Job
The answer is one number: how many lines hold the string "معلمة".

Items
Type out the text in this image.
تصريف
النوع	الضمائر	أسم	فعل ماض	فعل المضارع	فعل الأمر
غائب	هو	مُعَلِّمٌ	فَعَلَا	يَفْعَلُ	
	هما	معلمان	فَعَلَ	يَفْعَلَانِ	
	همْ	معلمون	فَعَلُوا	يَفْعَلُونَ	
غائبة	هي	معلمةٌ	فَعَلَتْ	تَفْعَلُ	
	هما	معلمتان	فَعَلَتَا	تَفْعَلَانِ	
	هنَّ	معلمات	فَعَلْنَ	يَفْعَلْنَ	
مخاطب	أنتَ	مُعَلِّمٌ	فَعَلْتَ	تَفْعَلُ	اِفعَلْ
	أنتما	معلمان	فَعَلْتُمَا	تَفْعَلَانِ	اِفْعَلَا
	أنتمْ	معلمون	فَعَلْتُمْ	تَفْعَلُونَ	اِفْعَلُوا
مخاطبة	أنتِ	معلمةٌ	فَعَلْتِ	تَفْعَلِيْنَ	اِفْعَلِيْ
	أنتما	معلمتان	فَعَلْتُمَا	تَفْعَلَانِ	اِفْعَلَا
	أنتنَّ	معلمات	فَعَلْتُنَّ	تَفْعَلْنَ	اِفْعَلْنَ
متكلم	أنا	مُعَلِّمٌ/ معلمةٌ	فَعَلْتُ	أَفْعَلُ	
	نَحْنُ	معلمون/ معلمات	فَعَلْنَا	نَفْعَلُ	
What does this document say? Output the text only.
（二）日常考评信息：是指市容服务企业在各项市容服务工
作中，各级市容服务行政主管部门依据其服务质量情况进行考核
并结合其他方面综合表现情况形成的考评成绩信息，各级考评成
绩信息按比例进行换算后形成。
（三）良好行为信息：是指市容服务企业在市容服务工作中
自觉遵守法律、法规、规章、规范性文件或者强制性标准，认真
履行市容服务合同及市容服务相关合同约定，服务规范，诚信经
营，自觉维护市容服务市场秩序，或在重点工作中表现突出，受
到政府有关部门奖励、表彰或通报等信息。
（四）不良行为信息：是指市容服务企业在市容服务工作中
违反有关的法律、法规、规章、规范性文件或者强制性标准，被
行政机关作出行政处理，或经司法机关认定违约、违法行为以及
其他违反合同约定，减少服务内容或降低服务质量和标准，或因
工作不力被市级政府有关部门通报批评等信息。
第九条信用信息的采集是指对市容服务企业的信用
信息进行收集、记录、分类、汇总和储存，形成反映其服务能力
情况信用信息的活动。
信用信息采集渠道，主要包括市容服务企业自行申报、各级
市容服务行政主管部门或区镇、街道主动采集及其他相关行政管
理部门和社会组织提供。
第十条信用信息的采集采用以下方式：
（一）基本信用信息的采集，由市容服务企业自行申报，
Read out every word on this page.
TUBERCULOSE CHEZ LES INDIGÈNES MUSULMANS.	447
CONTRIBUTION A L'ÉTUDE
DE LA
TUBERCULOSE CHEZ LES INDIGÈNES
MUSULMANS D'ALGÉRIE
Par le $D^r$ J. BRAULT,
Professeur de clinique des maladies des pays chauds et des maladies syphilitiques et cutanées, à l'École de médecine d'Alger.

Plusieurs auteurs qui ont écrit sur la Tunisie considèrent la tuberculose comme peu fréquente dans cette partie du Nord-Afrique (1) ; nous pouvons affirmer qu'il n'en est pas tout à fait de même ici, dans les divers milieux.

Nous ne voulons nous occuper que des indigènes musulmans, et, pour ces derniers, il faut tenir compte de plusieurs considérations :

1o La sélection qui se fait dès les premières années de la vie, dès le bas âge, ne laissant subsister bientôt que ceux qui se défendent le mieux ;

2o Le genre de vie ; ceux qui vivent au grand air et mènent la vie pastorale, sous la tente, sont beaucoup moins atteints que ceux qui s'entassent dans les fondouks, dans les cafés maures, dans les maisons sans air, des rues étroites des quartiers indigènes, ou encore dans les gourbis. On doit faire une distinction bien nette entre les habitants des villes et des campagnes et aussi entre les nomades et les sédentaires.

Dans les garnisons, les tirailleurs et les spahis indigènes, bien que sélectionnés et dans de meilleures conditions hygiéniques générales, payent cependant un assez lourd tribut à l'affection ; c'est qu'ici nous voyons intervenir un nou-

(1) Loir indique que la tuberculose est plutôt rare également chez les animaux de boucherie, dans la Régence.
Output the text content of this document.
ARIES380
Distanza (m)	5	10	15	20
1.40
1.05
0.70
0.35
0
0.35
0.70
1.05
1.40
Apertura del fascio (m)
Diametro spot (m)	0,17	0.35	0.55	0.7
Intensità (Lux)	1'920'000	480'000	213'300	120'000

Correct response
3